* BEGIN *

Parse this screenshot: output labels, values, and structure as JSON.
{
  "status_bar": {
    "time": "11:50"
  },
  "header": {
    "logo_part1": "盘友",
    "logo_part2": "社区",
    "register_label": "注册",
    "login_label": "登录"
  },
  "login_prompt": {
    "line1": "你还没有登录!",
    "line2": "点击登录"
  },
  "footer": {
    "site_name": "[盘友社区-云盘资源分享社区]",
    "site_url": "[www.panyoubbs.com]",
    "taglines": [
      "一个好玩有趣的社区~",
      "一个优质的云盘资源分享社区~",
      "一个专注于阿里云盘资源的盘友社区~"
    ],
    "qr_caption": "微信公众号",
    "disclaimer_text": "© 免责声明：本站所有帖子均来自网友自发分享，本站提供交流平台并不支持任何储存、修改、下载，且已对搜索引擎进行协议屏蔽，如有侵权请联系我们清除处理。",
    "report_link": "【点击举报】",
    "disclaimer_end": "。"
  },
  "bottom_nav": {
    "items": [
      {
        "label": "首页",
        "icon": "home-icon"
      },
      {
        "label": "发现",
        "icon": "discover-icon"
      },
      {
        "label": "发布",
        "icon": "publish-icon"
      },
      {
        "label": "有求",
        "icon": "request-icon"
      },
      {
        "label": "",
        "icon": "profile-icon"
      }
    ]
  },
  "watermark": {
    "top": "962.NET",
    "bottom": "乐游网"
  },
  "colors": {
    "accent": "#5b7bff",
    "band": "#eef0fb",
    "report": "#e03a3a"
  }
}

* END *

Written exercise:
Each line that holds the word "icon" is to be copied.

Complete answer:
        "icon": "home-icon"
        "icon": "discover-icon"
        "icon": "publish-icon"
        "icon": "request-icon"
        "icon": "profile-icon"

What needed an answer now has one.